_Records to use_
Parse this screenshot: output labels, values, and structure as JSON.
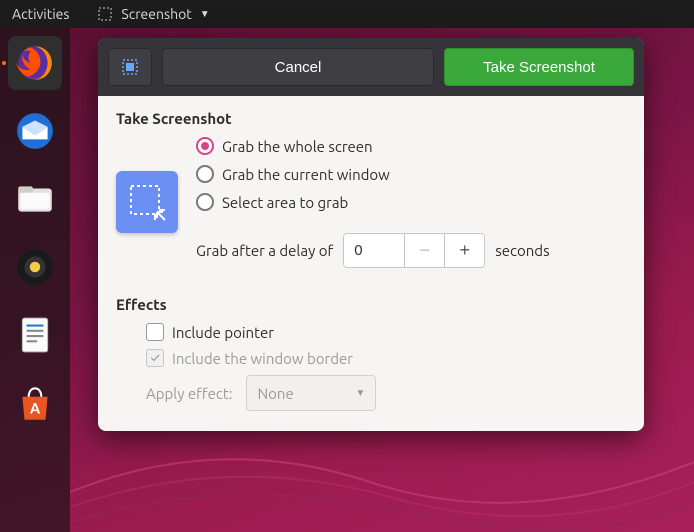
{
  "topbar": {
    "activities": "Activities",
    "app_name": "Screenshot"
  },
  "dock": {
    "items": [
      "firefox",
      "thunderbird",
      "files",
      "rhythmbox",
      "libreoffice-writer",
      "ubuntu-software"
    ]
  },
  "dialog": {
    "header": {
      "cancel": "Cancel",
      "take": "Take Screenshot"
    },
    "section_title": "Take Screenshot",
    "options": {
      "whole": "Grab the whole screen",
      "window": "Grab the current window",
      "area": "Select area to grab",
      "selected": "whole"
    },
    "delay": {
      "prefix": "Grab after a delay of",
      "value": "0",
      "suffix": "seconds",
      "minus": "−",
      "plus": "+"
    },
    "effects": {
      "title": "Effects",
      "include_pointer": "Include pointer",
      "include_border": "Include the window border",
      "apply_label": "Apply effect:",
      "apply_value": "None"
    }
  }
}
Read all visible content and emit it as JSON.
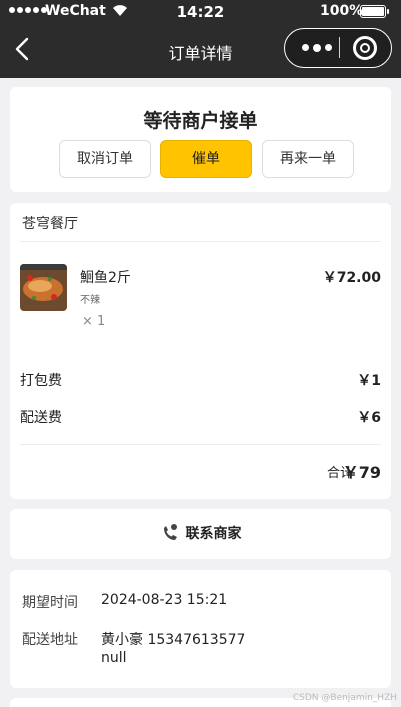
{
  "status_bar": {
    "carrier": "WeChat",
    "time": "14:22",
    "battery": "100%"
  },
  "nav": {
    "title": "订单详情"
  },
  "order_status": {
    "title": "等待商户接单",
    "cancel_label": "取消订单",
    "urge_label": "催单",
    "reorder_label": "再来一单"
  },
  "order": {
    "shop_name": "苍穹餐厅",
    "items": [
      {
        "name": "鮰鱼2斤",
        "spec": "不辣",
        "quantity": "× 1",
        "price": "￥72.00"
      }
    ],
    "packing_label": "打包费",
    "packing_fee": "￥1",
    "delivery_label": "配送费",
    "delivery_fee": "￥6",
    "total_label": "合计",
    "total": "￥79"
  },
  "contact": {
    "label": "联系商家"
  },
  "info": {
    "expected_time_label": "期望时间",
    "expected_time": "2024-08-23 15:21",
    "address_label": "配送地址",
    "recipient": "黄小豪  15347613577",
    "address": "null"
  },
  "watermark": "CSDN @Benjamin_HZH",
  "colors": {
    "header_bg": "#2c2c2c",
    "accent": "#ffc300",
    "page_bg": "#f1f1f3"
  }
}
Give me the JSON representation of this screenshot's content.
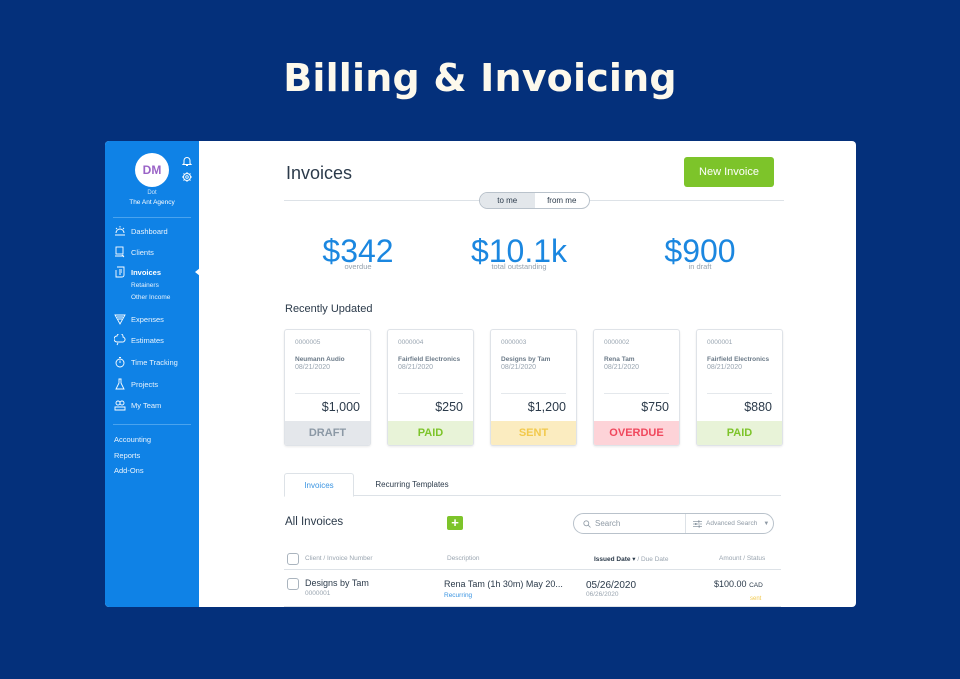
{
  "hero": {
    "title": "Billing & Invoicing"
  },
  "sidebar": {
    "avatar_initials": "DM",
    "user_name": "Dot",
    "org_name": "The Ant Agency",
    "items": [
      {
        "label": "Dashboard",
        "icon": "dashboard-icon"
      },
      {
        "label": "Clients",
        "icon": "clients-icon"
      },
      {
        "label": "Invoices",
        "icon": "invoices-icon",
        "active": true
      },
      {
        "label": "Expenses",
        "icon": "expenses-icon"
      },
      {
        "label": "Estimates",
        "icon": "estimates-icon"
      },
      {
        "label": "Time Tracking",
        "icon": "stopwatch-icon"
      },
      {
        "label": "Projects",
        "icon": "flask-icon"
      },
      {
        "label": "My Team",
        "icon": "team-icon"
      }
    ],
    "sub_items": [
      "Retainers",
      "Other Income"
    ],
    "extra_items": [
      "Accounting",
      "Reports",
      "Add-Ons"
    ]
  },
  "header": {
    "title": "Invoices",
    "new_invoice_label": "New Invoice",
    "toggle": {
      "options": [
        "to me",
        "from me"
      ],
      "selected": "to me"
    }
  },
  "stats": [
    {
      "value": "$342",
      "label": "overdue"
    },
    {
      "value": "$10.1k",
      "label": "total outstanding"
    },
    {
      "value": "$900",
      "label": "in draft"
    }
  ],
  "recent": {
    "title": "Recently Updated",
    "cards": [
      {
        "number": "0000005",
        "client": "Neumann Audio",
        "date": "08/21/2020",
        "amount": "$1,000",
        "status": "DRAFT",
        "status_color": "#8b98a5",
        "status_bg": "#e4e7eb"
      },
      {
        "number": "0000004",
        "client": "Fairfield Electronics",
        "date": "08/21/2020",
        "amount": "$250",
        "status": "PAID",
        "status_color": "#7dc42a",
        "status_bg": "#e8f3d8"
      },
      {
        "number": "0000003",
        "client": "Designs by Tam",
        "date": "08/21/2020",
        "amount": "$1,200",
        "status": "SENT",
        "status_color": "#f2c94c",
        "status_bg": "#fbecc0"
      },
      {
        "number": "0000002",
        "client": "Rena Tam",
        "date": "08/21/2020",
        "amount": "$750",
        "status": "OVERDUE",
        "status_color": "#f0475c",
        "status_bg": "#fdd3d8"
      },
      {
        "number": "0000001",
        "client": "Fairfield Electronics",
        "date": "08/21/2020",
        "amount": "$880",
        "status": "PAID",
        "status_color": "#7dc42a",
        "status_bg": "#e8f3d8"
      }
    ]
  },
  "tabs": [
    {
      "label": "Invoices",
      "active": true
    },
    {
      "label": "Recurring Templates",
      "active": false
    }
  ],
  "list": {
    "title": "All Invoices",
    "add_label": "+",
    "search_placeholder": "Search",
    "advanced_search_label": "Advanced Search",
    "columns": {
      "client": "Client / Invoice Number",
      "description": "Description",
      "issued": "Issued Date ▾",
      "due": " / Due Date",
      "amount": "Amount / Status"
    },
    "rows": [
      {
        "client": "Designs by Tam",
        "number": "0000001",
        "description": "Rena Tam (1h 30m) May 20...",
        "tag": "Recurring",
        "issued": "05/26/2020",
        "due": "06/26/2020",
        "amount": "$100.00",
        "currency": "CAD",
        "status": "sent"
      }
    ]
  },
  "colors": {
    "brand_blue": "#0f82e6",
    "accent_green": "#7dc42a",
    "page_bg": "#04307b"
  }
}
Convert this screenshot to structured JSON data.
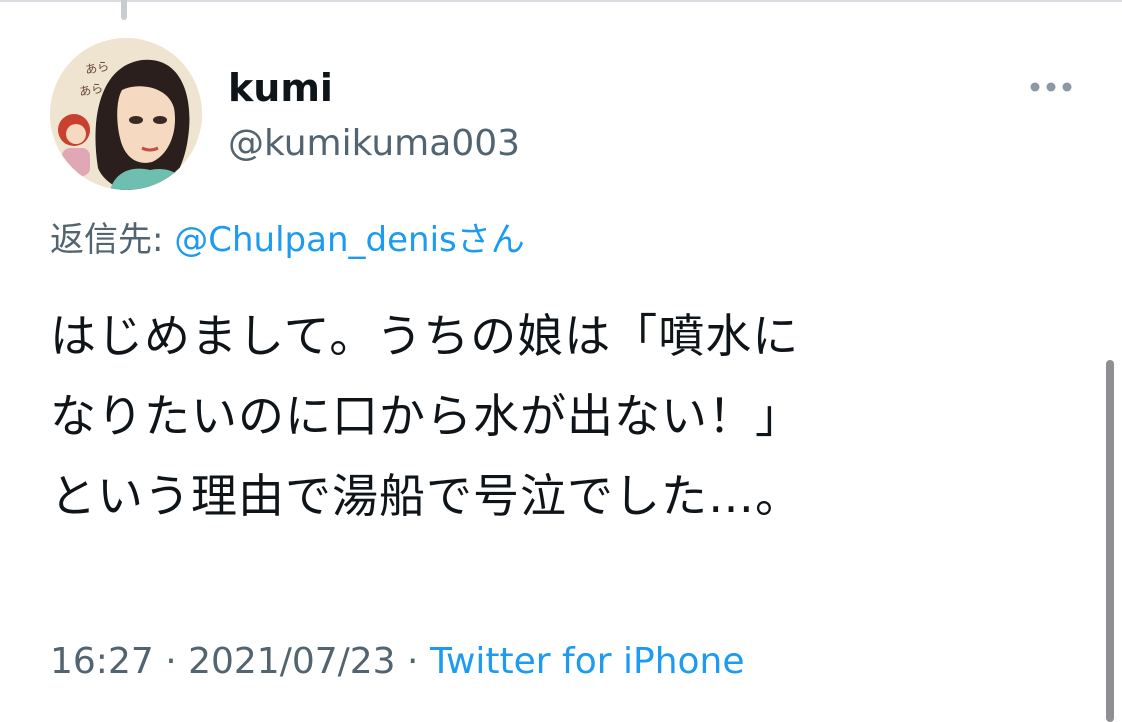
{
  "tweet": {
    "display_name": "kumi",
    "handle": "@kumikuma003",
    "reply_prefix": "返信先: ",
    "reply_mention": "@Chulpan_denisさん",
    "text_lines": [
      "はじめまして。うちの娘は「噴水に",
      "なりたいのに口から水が出ない！」",
      "という理由で湯船で号泣でした…。"
    ],
    "time": "16:27",
    "date": "2021/07/23",
    "separator": " · ",
    "source": "Twitter for iPhone",
    "avatar_text": "あらあら"
  },
  "icons": {
    "more": "more-horizontal-icon"
  },
  "colors": {
    "text_primary": "#0f1419",
    "text_secondary": "#536471",
    "link": "#1d9bf0"
  }
}
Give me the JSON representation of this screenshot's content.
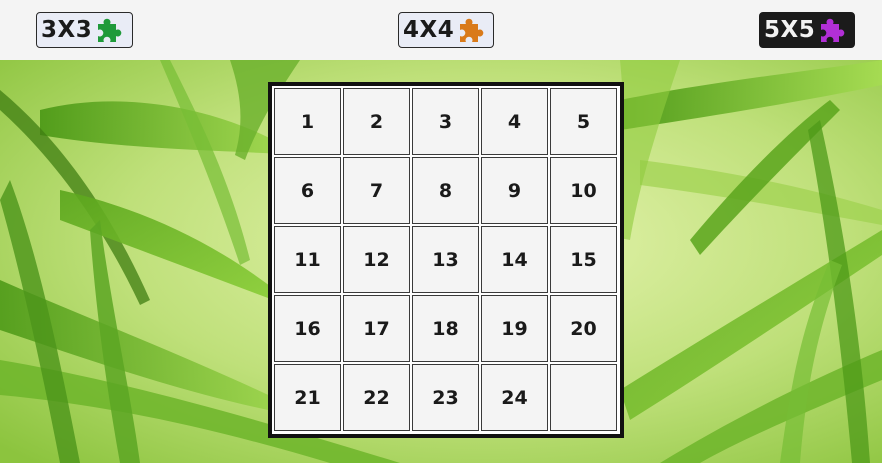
{
  "size_buttons": [
    {
      "label": "3X3",
      "icon": "puzzle-piece-icon",
      "icon_color": "#1f9a3a",
      "style": "light"
    },
    {
      "label": "4X4",
      "icon": "puzzle-piece-icon",
      "icon_color": "#d97a1a",
      "style": "light"
    },
    {
      "label": "5X5",
      "icon": "puzzle-piece-icon",
      "icon_color": "#b22fd6",
      "style": "dark",
      "selected": true
    }
  ],
  "board": {
    "grid_size": 5,
    "tiles": [
      "1",
      "2",
      "3",
      "4",
      "5",
      "6",
      "7",
      "8",
      "9",
      "10",
      "11",
      "12",
      "13",
      "14",
      "15",
      "16",
      "17",
      "18",
      "19",
      "20",
      "21",
      "22",
      "23",
      "24",
      ""
    ]
  },
  "background": {
    "description_colors": {
      "light": "#d6ec9a",
      "leaf": "#7cbf2a"
    }
  }
}
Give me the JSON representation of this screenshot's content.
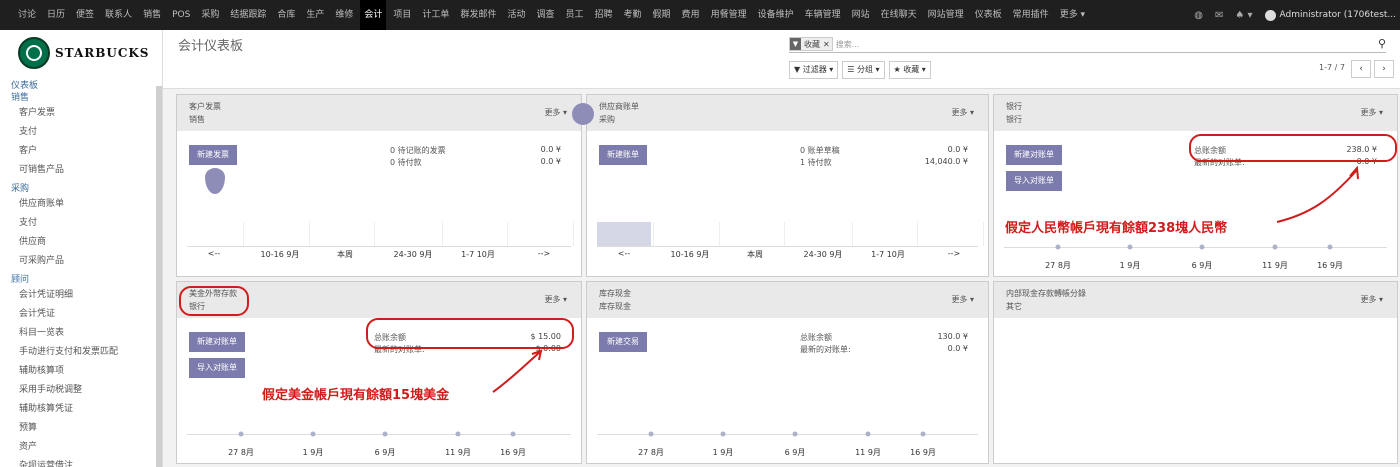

_Set problem_
Each entry above is to be written out again unchanged, apart from the pictures, which are left out.

_Output below_
Parse this screenshot: output labels, values, and structure as JSON.
{
  "topbar": {
    "activities": "Activities",
    "app_name": "Screenshot"
  },
  "dock": {
    "items": [
      "firefox",
      "thunderbird",
      "files",
      "rhythmbox",
      "libreoffice-writer",
      "ubuntu-software"
    ]
  },
  "dialog": {
    "header": {
      "cancel": "Cancel",
      "take": "Take Screenshot"
    },
    "section_title": "Take Screenshot",
    "options": {
      "whole": "Grab the whole screen",
      "window": "Grab the current window",
      "area": "Select area to grab",
      "selected": "whole"
    },
    "delay": {
      "prefix": "Grab after a delay of",
      "value": "0",
      "suffix": "seconds",
      "minus": "−",
      "plus": "+"
    },
    "effects": {
      "title": "Effects",
      "include_pointer": "Include pointer",
      "include_border": "Include the window border",
      "apply_label": "Apply effect:",
      "apply_value": "None"
    }
  }
}
Read all visible content and emit it as JSON.
{
  "status_bar": {
    "carrier": "WeChat",
    "time": "14:22",
    "battery": "100%"
  },
  "nav": {
    "title": "订单详情"
  },
  "order_status": {
    "title": "等待商户接单",
    "cancel_label": "取消订单",
    "urge_label": "催单",
    "reorder_label": "再来一单"
  },
  "order": {
    "shop_name": "苍穹餐厅",
    "items": [
      {
        "name": "鮰鱼2斤",
        "spec": "不辣",
        "quantity": "× 1",
        "price": "￥72.00"
      }
    ],
    "packing_label": "打包费",
    "packing_fee": "￥1",
    "delivery_label": "配送费",
    "delivery_fee": "￥6",
    "total_label": "合计",
    "total": "￥79"
  },
  "contact": {
    "label": "联系商家"
  },
  "info": {
    "expected_time_label": "期望时间",
    "expected_time": "2024-08-23 15:21",
    "address_label": "配送地址",
    "recipient": "黄小豪  15347613577",
    "address": "null"
  },
  "watermark": "CSDN @Benjamin_HZH",
  "colors": {
    "header_bg": "#2c2c2c",
    "accent": "#ffc300",
    "page_bg": "#f1f1f3"
  }
}
Give me the JSON representation of this screenshot's content.
{
  "hero": {
    "title": "Billing & Invoicing"
  },
  "sidebar": {
    "avatar_initials": "DM",
    "user_name": "Dot",
    "org_name": "The Ant Agency",
    "items": [
      {
        "label": "Dashboard",
        "icon": "dashboard-icon"
      },
      {
        "label": "Clients",
        "icon": "clients-icon"
      },
      {
        "label": "Invoices",
        "icon": "invoices-icon",
        "active": true
      },
      {
        "label": "Expenses",
        "icon": "expenses-icon"
      },
      {
        "label": "Estimates",
        "icon": "estimates-icon"
      },
      {
        "label": "Time Tracking",
        "icon": "stopwatch-icon"
      },
      {
        "label": "Projects",
        "icon": "flask-icon"
      },
      {
        "label": "My Team",
        "icon": "team-icon"
      }
    ],
    "sub_items": [
      "Retainers",
      "Other Income"
    ],
    "extra_items": [
      "Accounting",
      "Reports",
      "Add-Ons"
    ]
  },
  "header": {
    "title": "Invoices",
    "new_invoice_label": "New Invoice",
    "toggle": {
      "options": [
        "to me",
        "from me"
      ],
      "selected": "to me"
    }
  },
  "stats": [
    {
      "value": "$342",
      "label": "overdue"
    },
    {
      "value": "$10.1k",
      "label": "total outstanding"
    },
    {
      "value": "$900",
      "label": "in draft"
    }
  ],
  "recent": {
    "title": "Recently Updated",
    "cards": [
      {
        "number": "0000005",
        "client": "Neumann Audio",
        "date": "08/21/2020",
        "amount": "$1,000",
        "status": "DRAFT",
        "status_color": "#8b98a5",
        "status_bg": "#e4e7eb"
      },
      {
        "number": "0000004",
        "client": "Fairfield Electronics",
        "date": "08/21/2020",
        "amount": "$250",
        "status": "PAID",
        "status_color": "#7dc42a",
        "status_bg": "#e8f3d8"
      },
      {
        "number": "0000003",
        "client": "Designs by Tam",
        "date": "08/21/2020",
        "amount": "$1,200",
        "status": "SENT",
        "status_color": "#f2c94c",
        "status_bg": "#fbecc0"
      },
      {
        "number": "0000002",
        "client": "Rena Tam",
        "date": "08/21/2020",
        "amount": "$750",
        "status": "OVERDUE",
        "status_color": "#f0475c",
        "status_bg": "#fdd3d8"
      },
      {
        "number": "0000001",
        "client": "Fairfield Electronics",
        "date": "08/21/2020",
        "amount": "$880",
        "status": "PAID",
        "status_color": "#7dc42a",
        "status_bg": "#e8f3d8"
      }
    ]
  },
  "tabs": [
    {
      "label": "Invoices",
      "active": true
    },
    {
      "label": "Recurring Templates",
      "active": false
    }
  ],
  "list": {
    "title": "All Invoices",
    "add_label": "+",
    "search_placeholder": "Search",
    "advanced_search_label": "Advanced Search",
    "columns": {
      "client": "Client / Invoice Number",
      "description": "Description",
      "issued": "Issued Date ▾",
      "due": " / Due Date",
      "amount": "Amount / Status"
    },
    "rows": [
      {
        "client": "Designs by Tam",
        "number": "0000001",
        "description": "Rena Tam (1h 30m) May 20...",
        "tag": "Recurring",
        "issued": "05/26/2020",
        "due": "06/26/2020",
        "amount": "$100.00",
        "currency": "CAD",
        "status": "sent"
      }
    ]
  },
  "colors": {
    "brand_blue": "#0f82e6",
    "accent_green": "#7dc42a",
    "page_bg": "#04307b"
  }
}
Convert this screenshot to structured JSON data.
{
  "tweet": {
    "display_name": "kumi",
    "handle": "@kumikuma003",
    "reply_prefix": "返信先: ",
    "reply_mention": "@Chulpan_denisさん",
    "text_lines": [
      "はじめまして。うちの娘は「噴水に",
      "なりたいのに口から水が出ない！」",
      "という理由で湯船で号泣でした…。"
    ],
    "time": "16:27",
    "date": "2021/07/23",
    "separator": " · ",
    "source": "Twitter for iPhone",
    "avatar_text": "あらあら"
  },
  "icons": {
    "more": "more-horizontal-icon"
  },
  "colors": {
    "text_primary": "#0f1419",
    "text_secondary": "#536471",
    "link": "#1d9bf0"
  }
}
Give me the JSON representation of this screenshot's content.
{
  "size_buttons": [
    {
      "label": "3X3",
      "icon": "puzzle-piece-icon",
      "icon_color": "#1f9a3a",
      "style": "light"
    },
    {
      "label": "4X4",
      "icon": "puzzle-piece-icon",
      "icon_color": "#d97a1a",
      "style": "light"
    },
    {
      "label": "5X5",
      "icon": "puzzle-piece-icon",
      "icon_color": "#b22fd6",
      "style": "dark",
      "selected": true
    }
  ],
  "board": {
    "grid_size": 5,
    "tiles": [
      "1",
      "2",
      "3",
      "4",
      "5",
      "6",
      "7",
      "8",
      "9",
      "10",
      "11",
      "12",
      "13",
      "14",
      "15",
      "16",
      "17",
      "18",
      "19",
      "20",
      "21",
      "22",
      "23",
      "24",
      ""
    ]
  },
  "background": {
    "description_colors": {
      "light": "#d6ec9a",
      "leaf": "#7cbf2a"
    }
  }
}
Give me the JSON representation of this screenshot's content.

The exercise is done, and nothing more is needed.